>> start Records supplied
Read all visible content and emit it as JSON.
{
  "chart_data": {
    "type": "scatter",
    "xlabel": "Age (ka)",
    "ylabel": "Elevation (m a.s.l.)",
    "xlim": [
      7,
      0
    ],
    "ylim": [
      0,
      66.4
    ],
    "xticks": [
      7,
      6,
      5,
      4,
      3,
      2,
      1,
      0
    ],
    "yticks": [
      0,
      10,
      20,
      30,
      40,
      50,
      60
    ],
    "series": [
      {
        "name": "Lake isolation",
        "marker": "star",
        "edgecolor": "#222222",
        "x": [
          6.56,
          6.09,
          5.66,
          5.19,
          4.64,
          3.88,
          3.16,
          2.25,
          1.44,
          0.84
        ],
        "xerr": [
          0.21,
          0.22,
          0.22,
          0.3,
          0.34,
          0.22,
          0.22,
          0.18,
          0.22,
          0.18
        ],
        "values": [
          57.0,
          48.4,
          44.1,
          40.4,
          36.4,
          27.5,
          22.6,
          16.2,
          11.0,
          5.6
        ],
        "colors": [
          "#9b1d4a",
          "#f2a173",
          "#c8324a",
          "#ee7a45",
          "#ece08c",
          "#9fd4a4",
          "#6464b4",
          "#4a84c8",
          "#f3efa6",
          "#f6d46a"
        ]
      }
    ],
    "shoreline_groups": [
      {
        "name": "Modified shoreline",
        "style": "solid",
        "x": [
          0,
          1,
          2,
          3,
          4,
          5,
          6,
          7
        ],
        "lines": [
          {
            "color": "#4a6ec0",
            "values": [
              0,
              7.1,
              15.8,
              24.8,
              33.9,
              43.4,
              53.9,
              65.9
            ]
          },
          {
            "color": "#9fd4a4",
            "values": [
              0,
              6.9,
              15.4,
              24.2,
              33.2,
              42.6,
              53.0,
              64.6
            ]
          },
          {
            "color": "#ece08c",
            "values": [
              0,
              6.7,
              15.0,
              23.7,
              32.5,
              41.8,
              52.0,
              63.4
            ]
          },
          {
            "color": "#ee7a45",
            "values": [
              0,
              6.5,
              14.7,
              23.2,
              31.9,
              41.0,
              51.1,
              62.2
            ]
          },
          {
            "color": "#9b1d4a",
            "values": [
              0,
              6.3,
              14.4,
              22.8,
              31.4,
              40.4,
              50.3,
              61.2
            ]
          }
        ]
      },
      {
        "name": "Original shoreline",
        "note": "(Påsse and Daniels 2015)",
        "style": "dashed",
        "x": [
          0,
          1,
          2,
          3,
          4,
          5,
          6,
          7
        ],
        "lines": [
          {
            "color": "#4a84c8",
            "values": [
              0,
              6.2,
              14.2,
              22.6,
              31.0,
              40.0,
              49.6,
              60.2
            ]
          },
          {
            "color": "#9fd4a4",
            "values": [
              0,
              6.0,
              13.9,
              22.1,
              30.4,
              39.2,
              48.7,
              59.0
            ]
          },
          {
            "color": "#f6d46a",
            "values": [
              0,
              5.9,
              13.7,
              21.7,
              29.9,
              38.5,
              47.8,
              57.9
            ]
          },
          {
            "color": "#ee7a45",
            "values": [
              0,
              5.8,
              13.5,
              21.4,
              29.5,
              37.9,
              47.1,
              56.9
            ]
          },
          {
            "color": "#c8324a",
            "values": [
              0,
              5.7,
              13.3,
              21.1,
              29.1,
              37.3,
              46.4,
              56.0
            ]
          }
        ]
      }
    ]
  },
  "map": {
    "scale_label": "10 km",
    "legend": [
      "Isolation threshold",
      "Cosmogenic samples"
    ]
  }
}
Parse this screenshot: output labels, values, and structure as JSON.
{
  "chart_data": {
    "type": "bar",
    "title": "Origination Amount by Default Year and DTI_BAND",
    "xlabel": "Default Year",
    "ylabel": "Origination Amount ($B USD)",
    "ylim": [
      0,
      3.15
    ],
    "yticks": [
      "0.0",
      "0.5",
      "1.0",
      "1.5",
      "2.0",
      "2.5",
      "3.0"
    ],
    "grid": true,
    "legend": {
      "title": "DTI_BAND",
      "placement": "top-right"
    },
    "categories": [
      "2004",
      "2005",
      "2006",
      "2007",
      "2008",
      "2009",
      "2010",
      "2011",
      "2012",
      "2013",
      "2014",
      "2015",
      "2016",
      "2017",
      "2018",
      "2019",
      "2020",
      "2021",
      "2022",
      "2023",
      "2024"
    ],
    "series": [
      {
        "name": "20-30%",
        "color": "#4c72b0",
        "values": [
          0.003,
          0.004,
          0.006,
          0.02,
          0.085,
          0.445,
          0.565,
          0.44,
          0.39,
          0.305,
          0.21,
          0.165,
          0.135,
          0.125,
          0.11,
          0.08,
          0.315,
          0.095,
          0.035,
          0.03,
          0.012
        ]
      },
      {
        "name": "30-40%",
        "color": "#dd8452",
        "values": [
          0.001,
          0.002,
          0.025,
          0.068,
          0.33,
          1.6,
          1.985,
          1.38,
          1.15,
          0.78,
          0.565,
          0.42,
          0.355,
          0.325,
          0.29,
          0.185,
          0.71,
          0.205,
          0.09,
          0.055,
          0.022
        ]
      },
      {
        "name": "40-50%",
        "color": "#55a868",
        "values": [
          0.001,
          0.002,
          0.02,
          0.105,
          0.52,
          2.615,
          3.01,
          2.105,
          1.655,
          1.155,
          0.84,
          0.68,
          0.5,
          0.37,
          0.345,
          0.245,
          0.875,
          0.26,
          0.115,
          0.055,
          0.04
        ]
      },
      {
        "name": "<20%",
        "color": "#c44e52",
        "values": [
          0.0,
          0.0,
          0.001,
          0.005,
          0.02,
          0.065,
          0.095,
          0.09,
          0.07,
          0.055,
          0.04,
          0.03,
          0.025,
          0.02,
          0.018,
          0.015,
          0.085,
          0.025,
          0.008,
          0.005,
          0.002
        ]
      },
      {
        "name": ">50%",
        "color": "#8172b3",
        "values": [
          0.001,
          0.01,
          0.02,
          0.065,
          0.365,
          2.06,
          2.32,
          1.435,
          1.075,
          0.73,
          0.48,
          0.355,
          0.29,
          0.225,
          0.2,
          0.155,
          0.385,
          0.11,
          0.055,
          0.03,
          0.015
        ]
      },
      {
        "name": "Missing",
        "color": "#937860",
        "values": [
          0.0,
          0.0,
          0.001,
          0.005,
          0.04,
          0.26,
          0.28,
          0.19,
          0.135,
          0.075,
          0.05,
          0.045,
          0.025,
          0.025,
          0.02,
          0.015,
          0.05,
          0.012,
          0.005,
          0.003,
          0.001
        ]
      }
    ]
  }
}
>> end Records supplied
## Given exercise
Faithfully reproduce all of the records, character for character.

## Exercise result
Read all visible content and emit it as JSON.
{
  "chart_data": {
    "type": "scatter",
    "xlabel": "Age (ka)",
    "ylabel": "Elevation (m a.s.l.)",
    "xlim": [
      7,
      0
    ],
    "ylim": [
      0,
      66.4
    ],
    "xticks": [
      7,
      6,
      5,
      4,
      3,
      2,
      1,
      0
    ],
    "yticks": [
      0,
      10,
      20,
      30,
      40,
      50,
      60
    ],
    "series": [
      {
        "name": "Lake isolation",
        "marker": "star",
        "edgecolor": "#222222",
        "x": [
          6.56,
          6.09,
          5.66,
          5.19,
          4.64,
          3.88,
          3.16,
          2.25,
          1.44,
          0.84
        ],
        "xerr": [
          0.21,
          0.22,
          0.22,
          0.3,
          0.34,
          0.22,
          0.22,
          0.18,
          0.22,
          0.18
        ],
        "values": [
          57.0,
          48.4,
          44.1,
          40.4,
          36.4,
          27.5,
          22.6,
          16.2,
          11.0,
          5.6
        ],
        "colors": [
          "#9b1d4a",
          "#f2a173",
          "#c8324a",
          "#ee7a45",
          "#ece08c",
          "#9fd4a4",
          "#6464b4",
          "#4a84c8",
          "#f3efa6",
          "#f6d46a"
        ]
      }
    ],
    "shoreline_groups": [
      {
        "name": "Modified shoreline",
        "style": "solid",
        "x": [
          0,
          1,
          2,
          3,
          4,
          5,
          6,
          7
        ],
        "lines": [
          {
            "color": "#4a6ec0",
            "values": [
              0,
              7.1,
              15.8,
              24.8,
              33.9,
              43.4,
              53.9,
              65.9
            ]
          },
          {
            "color": "#9fd4a4",
            "values": [
              0,
              6.9,
              15.4,
              24.2,
              33.2,
              42.6,
              53.0,
              64.6
            ]
          },
          {
            "color": "#ece08c",
            "values": [
              0,
              6.7,
              15.0,
              23.7,
              32.5,
              41.8,
              52.0,
              63.4
            ]
          },
          {
            "color": "#ee7a45",
            "values": [
              0,
              6.5,
              14.7,
              23.2,
              31.9,
              41.0,
              51.1,
              62.2
            ]
          },
          {
            "color": "#9b1d4a",
            "values": [
              0,
              6.3,
              14.4,
              22.8,
              31.4,
              40.4,
              50.3,
              61.2
            ]
          }
        ]
      },
      {
        "name": "Original shoreline",
        "note": "(Påsse and Daniels 2015)",
        "style": "dashed",
        "x": [
          0,
          1,
          2,
          3,
          4,
          5,
          6,
          7
        ],
        "lines": [
          {
            "color": "#4a84c8",
            "values": [
              0,
              6.2,
              14.2,
              22.6,
              31.0,
              40.0,
              49.6,
              60.2
            ]
          },
          {
            "color": "#9fd4a4",
            "values": [
              0,
              6.0,
              13.9,
              22.1,
              30.4,
              39.2,
              48.7,
              59.0
            ]
          },
          {
            "color": "#f6d46a",
            "values": [
              0,
              5.9,
              13.7,
              21.7,
              29.9,
              38.5,
              47.8,
              57.9
            ]
          },
          {
            "color": "#ee7a45",
            "values": [
              0,
              5.8,
              13.5,
              21.4,
              29.5,
              37.9,
              47.1,
              56.9
            ]
          },
          {
            "color": "#c8324a",
            "values": [
              0,
              5.7,
              13.3,
              21.1,
              29.1,
              37.3,
              46.4,
              56.0
            ]
          }
        ]
      }
    ]
  },
  "map": {
    "scale_label": "10 km",
    "legend": [
      "Isolation threshold",
      "Cosmogenic samples"
    ]
  }
}
Parse this screenshot: output labels, values, and structure as JSON.
{
  "chart_data": {
    "type": "bar",
    "title": "Origination Amount by Default Year and DTI_BAND",
    "xlabel": "Default Year",
    "ylabel": "Origination Amount ($B USD)",
    "ylim": [
      0,
      3.15
    ],
    "yticks": [
      "0.0",
      "0.5",
      "1.0",
      "1.5",
      "2.0",
      "2.5",
      "3.0"
    ],
    "grid": true,
    "legend": {
      "title": "DTI_BAND",
      "placement": "top-right"
    },
    "categories": [
      "2004",
      "2005",
      "2006",
      "2007",
      "2008",
      "2009",
      "2010",
      "2011",
      "2012",
      "2013",
      "2014",
      "2015",
      "2016",
      "2017",
      "2018",
      "2019",
      "2020",
      "2021",
      "2022",
      "2023",
      "2024"
    ],
    "series": [
      {
        "name": "20-30%",
        "color": "#4c72b0",
        "values": [
          0.003,
          0.004,
          0.006,
          0.02,
          0.085,
          0.445,
          0.565,
          0.44,
          0.39,
          0.305,
          0.21,
          0.165,
          0.135,
          0.125,
          0.11,
          0.08,
          0.315,
          0.095,
          0.035,
          0.03,
          0.012
        ]
      },
      {
        "name": "30-40%",
        "color": "#dd8452",
        "values": [
          0.001,
          0.002,
          0.025,
          0.068,
          0.33,
          1.6,
          1.985,
          1.38,
          1.15,
          0.78,
          0.565,
          0.42,
          0.355,
          0.325,
          0.29,
          0.185,
          0.71,
          0.205,
          0.09,
          0.055,
          0.022
        ]
      },
      {
        "name": "40-50%",
        "color": "#55a868",
        "values": [
          0.001,
          0.002,
          0.02,
          0.105,
          0.52,
          2.615,
          3.01,
          2.105,
          1.655,
          1.155,
          0.84,
          0.68,
          0.5,
          0.37,
          0.345,
          0.245,
          0.875,
          0.26,
          0.115,
          0.055,
          0.04
        ]
      },
      {
        "name": "<20%",
        "color": "#c44e52",
        "values": [
          0.0,
          0.0,
          0.001,
          0.005,
          0.02,
          0.065,
          0.095,
          0.09,
          0.07,
          0.055,
          0.04,
          0.03,
          0.025,
          0.02,
          0.018,
          0.015,
          0.085,
          0.025,
          0.008,
          0.005,
          0.002
        ]
      },
      {
        "name": ">50%",
        "color": "#8172b3",
        "values": [
          0.001,
          0.01,
          0.02,
          0.065,
          0.365,
          2.06,
          2.32,
          1.435,
          1.075,
          0.73,
          0.48,
          0.355,
          0.29,
          0.225,
          0.2,
          0.155,
          0.385,
          0.11,
          0.055,
          0.03,
          0.015
        ]
      },
      {
        "name": "Missing",
        "color": "#937860",
        "values": [
          0.0,
          0.0,
          0.001,
          0.005,
          0.04,
          0.26,
          0.28,
          0.19,
          0.135,
          0.075,
          0.05,
          0.045,
          0.025,
          0.025,
          0.02,
          0.015,
          0.05,
          0.012,
          0.005,
          0.003,
          0.001
        ]
      }
    ]
  }
}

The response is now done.